### WHAT IS ASKED:
Looking at the data below, count the lines that contain the string "configuration". Write only the total.

Records contained in a dataset:

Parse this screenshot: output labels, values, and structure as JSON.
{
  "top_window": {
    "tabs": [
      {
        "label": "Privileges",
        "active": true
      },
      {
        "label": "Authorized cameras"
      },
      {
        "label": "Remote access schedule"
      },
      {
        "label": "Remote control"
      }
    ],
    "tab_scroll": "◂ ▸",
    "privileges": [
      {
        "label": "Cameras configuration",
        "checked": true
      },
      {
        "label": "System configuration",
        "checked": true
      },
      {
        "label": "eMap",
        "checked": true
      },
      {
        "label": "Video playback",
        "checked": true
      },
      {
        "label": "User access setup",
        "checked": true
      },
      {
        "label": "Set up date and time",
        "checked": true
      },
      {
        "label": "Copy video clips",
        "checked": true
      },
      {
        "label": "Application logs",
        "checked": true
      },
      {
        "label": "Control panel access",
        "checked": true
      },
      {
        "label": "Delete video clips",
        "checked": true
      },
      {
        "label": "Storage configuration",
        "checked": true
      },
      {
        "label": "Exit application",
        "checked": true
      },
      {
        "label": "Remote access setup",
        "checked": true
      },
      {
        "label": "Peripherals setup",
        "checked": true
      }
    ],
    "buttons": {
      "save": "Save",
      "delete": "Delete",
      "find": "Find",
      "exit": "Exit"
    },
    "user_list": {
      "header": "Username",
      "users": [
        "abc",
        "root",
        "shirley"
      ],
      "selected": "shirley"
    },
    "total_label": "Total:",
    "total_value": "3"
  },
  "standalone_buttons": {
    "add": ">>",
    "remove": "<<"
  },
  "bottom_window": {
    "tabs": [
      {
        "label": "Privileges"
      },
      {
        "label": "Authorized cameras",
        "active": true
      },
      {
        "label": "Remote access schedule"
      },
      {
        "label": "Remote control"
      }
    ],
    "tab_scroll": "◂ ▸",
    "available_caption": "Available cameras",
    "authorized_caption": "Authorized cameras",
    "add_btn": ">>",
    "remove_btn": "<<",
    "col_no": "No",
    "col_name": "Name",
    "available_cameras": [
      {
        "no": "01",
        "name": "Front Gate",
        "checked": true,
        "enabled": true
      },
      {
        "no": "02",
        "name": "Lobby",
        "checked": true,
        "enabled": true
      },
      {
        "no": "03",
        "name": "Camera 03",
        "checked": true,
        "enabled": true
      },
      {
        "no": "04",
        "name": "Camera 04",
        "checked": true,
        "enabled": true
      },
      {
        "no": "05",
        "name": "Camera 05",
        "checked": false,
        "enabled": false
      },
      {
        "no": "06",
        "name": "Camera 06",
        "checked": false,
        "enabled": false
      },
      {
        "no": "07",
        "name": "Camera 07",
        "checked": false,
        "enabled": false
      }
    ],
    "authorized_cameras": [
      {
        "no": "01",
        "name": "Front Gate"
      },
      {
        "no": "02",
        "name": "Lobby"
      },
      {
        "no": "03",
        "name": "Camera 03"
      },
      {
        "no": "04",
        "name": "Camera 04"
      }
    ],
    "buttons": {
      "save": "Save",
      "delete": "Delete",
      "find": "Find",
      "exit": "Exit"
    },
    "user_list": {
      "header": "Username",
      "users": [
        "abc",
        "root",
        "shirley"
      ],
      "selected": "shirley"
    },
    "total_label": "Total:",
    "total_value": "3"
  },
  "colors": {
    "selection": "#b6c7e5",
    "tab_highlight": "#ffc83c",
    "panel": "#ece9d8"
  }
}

### FINISHED EXERCISE:
3